** Start SELECTION **

FIG. 2 is a block diagram of the device 100, illustrating additional details related to execution of processing tasks on the APD 116. The processor 102 maintains, in system memory 104, one or more control logic modules for execution by the processor 102. The control logic modules include an operating system 120, a kernel mode driver 122, and applications 126. These control logic modules control various features of the operation of the processor 102 and the APD 116. For example, the operating system 120 directly communicates with hardware and provides an interface to the hardware for other software executing on the processor 102. The kernel mode driver 122 controls operation of the APD 116 by, for example, providing an application programming interface (“API”) to software (e.g., applications 126) executing on the processor 102 to access various functionality of the APD 116. The kernel mode driver 122 also includes a just-in-time compiler that compiles programs for execution by processing components (such as the SIMD units 138 discussed in further detail below) of the APD 116.

The APD 116 executes commands and programs for selected functions, such as graphics operations and non-graphics operations that may be suited for parallel processing. The APD 116 can be used for executing graphics pipeline operations such as pixel operations, geometric computations, and rendering an image to display device 118 based on commands received from the processor 102. The APD 116 also executes compute processing operations that are not directly related to graphics operations, such as operations related to video, physics simulations, computational fluid dynamics, or other tasks, based on commands received from the processor 102.

The APD 116 includes compute units 132 that include one or more SIMD units 138 that perform operations at the request of the processor 102 in a parallel manner according to a SIMD paradigm. The SIMD paradigm is one in which multiple processing elements share a single program control flow unit and program counter and thus execute the same program but are able to execute that program with different data. In one example, each SIMD unit 138 includes sixteen lanes, where each lane executes the same instruction at the same time as the other lanes in the SIMD unit 138 but can execute that instruction with different data. Lanes can be switched off with predication if not all lanes need to execute a given instruction. Predication can also be used to execute programs with divergent control flow. More specifically, for programs with conditional branches or other instructions where control flow is based on calculations performed by an individual lane, predication of lanes corresponding to control flow paths not currently being executed, and serial execution of different control flow paths allows for arbitrary control flow.

** End SELECTION **
** Start LISTED RECORDS **

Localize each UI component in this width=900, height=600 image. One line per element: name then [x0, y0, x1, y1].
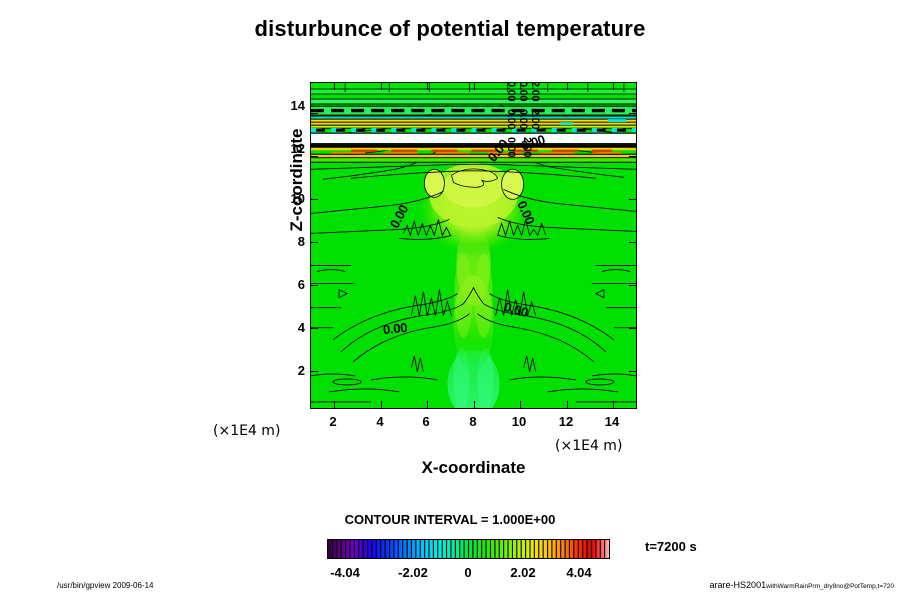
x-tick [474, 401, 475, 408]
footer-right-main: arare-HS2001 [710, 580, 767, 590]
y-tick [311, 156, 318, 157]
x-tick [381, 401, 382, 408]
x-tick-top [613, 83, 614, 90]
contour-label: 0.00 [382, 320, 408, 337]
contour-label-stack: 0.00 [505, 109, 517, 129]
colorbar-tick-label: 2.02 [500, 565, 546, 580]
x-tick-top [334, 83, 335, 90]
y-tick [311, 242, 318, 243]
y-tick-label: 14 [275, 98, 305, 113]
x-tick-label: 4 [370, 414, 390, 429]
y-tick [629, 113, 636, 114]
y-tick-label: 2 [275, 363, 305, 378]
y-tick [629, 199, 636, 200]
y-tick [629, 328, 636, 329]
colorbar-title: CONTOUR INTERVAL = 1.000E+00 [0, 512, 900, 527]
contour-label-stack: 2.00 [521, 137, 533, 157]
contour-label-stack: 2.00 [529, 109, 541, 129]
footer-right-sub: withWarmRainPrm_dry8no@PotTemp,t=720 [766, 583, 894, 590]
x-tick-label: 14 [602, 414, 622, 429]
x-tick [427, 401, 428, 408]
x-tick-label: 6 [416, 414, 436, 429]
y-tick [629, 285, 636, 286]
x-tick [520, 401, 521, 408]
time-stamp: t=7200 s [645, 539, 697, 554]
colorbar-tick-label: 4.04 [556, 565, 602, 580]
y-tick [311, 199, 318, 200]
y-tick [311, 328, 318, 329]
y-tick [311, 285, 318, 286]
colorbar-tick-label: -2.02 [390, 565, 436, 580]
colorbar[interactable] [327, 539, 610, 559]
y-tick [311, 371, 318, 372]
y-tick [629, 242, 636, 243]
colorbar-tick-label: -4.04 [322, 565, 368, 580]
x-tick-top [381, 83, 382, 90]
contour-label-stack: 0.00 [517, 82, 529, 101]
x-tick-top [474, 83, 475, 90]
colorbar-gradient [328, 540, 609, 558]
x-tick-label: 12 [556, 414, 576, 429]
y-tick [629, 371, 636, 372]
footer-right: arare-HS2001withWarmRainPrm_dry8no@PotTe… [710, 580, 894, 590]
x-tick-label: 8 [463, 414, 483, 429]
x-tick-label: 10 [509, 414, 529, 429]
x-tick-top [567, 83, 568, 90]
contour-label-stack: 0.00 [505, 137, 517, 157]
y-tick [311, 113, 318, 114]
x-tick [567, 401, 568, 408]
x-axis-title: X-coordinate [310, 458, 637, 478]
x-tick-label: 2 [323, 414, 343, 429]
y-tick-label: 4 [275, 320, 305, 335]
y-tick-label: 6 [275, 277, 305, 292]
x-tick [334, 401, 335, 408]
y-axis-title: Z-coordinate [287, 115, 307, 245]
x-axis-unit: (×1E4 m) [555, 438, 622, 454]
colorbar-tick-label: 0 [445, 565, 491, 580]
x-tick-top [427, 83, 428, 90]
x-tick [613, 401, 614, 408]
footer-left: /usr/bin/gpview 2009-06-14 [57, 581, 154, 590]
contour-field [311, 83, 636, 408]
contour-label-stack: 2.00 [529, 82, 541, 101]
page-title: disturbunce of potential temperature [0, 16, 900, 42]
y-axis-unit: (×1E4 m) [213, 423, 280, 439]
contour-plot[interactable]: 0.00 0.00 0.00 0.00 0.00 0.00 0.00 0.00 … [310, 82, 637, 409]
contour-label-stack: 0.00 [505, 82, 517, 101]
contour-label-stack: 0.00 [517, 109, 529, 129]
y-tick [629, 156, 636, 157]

** End LISTED RECORDS **
** Start LISTED RECORDS **

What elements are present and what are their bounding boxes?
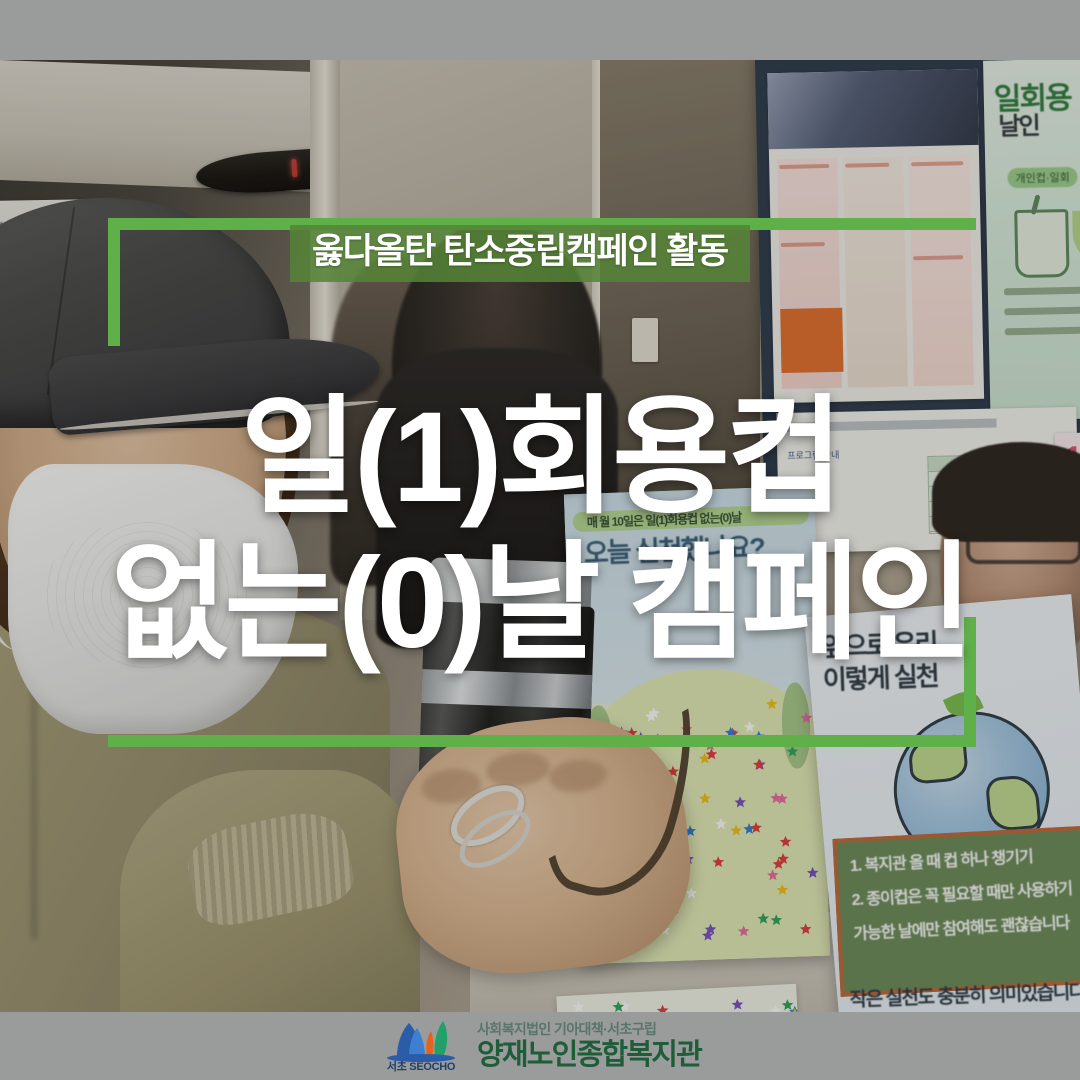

** End LISTED RECORDS **

YOUR OBJECTIVE
Please write what comes next in the passage on the APD and its SIMD units, picking up after its final sentence. The records are separate material, apart from the passage on the APD.

EXERCISE OUTPUT
The basic unit of execution in compute units 132 is a work-item. Each work-item represents a single instantiation of a program that is to be executed in parallel in a particular lane. Work-items can be executed simultaneously as a “wavefront” on a single SIMD processing unit 138. One or more wavefronts are included in a “work group,” which includes a collection of work-items designated to execute the same program. A work group can be executed by executing each of the wavefronts that make up the work group. In alternatives, the wavefronts are executed sequentially on a single SIMD unit 138 or partially or fully in parallel on different SIMD units 138. Wavefronts can be thought of as the largest collection of work-items that can be executed simultaneously on a single SIMD unit 138. Thus, if commands received from the processor 102 indicate that a particular program is to be parallelized to such a degree that the program cannot execute on a single SIMD unit 138 simultaneously, then that program is broken up into wavefronts which are parallelized on two or more SIMD units 138 or serialized on the same SIMD unit 138 (or both parallelized and serialized as needed). A scheduler 136 performs operations related to scheduling various wavefronts on different compute units 132 and SIMD units 138.

The parallelism afforded by the compute units 132 is suitable for graphics related operations such as pixel value calculations, vertex transformations, and other graphics operations. Thus in some cases, a graphics pipeline 134, which accepts graphics processing commands from the processor 102, provides computation tasks to the compute units 132 for execution in parallel.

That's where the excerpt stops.